* [The data]
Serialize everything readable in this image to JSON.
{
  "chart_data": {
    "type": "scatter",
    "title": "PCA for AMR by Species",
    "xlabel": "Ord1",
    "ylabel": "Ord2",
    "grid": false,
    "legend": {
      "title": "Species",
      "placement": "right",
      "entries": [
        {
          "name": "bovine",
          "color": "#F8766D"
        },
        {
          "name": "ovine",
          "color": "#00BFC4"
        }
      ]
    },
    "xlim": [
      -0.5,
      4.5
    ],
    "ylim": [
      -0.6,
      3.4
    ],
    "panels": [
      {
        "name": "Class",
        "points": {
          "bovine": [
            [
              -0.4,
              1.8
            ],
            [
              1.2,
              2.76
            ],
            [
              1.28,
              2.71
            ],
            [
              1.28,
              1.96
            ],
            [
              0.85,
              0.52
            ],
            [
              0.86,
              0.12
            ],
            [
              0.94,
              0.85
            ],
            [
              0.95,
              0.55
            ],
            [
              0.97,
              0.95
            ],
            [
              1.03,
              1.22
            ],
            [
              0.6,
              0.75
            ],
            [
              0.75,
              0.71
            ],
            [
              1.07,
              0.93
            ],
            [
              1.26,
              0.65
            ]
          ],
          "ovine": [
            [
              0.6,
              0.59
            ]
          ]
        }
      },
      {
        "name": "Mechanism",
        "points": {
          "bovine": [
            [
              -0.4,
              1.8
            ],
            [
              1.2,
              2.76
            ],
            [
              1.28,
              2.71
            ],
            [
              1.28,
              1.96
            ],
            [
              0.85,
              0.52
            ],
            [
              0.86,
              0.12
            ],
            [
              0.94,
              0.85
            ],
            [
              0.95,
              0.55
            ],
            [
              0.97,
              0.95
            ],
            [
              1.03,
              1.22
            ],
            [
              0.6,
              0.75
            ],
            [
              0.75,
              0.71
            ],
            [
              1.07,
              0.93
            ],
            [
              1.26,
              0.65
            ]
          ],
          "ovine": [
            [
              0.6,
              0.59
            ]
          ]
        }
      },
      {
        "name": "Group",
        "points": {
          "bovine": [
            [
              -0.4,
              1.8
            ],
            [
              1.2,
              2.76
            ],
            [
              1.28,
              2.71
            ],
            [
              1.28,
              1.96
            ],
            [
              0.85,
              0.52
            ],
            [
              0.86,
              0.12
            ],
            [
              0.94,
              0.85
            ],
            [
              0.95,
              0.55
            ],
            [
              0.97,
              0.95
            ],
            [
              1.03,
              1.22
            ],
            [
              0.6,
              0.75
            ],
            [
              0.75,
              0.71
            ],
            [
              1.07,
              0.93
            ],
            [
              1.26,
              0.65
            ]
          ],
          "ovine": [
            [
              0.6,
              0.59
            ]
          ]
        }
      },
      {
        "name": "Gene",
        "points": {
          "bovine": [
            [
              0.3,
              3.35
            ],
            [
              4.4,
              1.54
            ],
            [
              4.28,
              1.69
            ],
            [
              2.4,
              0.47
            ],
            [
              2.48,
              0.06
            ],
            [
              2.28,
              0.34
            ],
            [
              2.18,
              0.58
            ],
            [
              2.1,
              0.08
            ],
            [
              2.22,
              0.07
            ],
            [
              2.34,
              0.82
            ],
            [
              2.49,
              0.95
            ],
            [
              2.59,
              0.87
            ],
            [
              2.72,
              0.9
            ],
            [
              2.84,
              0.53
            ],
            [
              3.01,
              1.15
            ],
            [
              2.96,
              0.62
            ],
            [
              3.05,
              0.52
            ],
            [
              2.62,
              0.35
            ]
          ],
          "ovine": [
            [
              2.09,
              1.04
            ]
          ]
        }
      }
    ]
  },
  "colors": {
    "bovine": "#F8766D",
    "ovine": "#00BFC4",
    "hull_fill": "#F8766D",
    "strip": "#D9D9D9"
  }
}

* [Aim]
Count every line in the preceding entries where the string "title" appears, then state only the total.

* [Output for this task]
2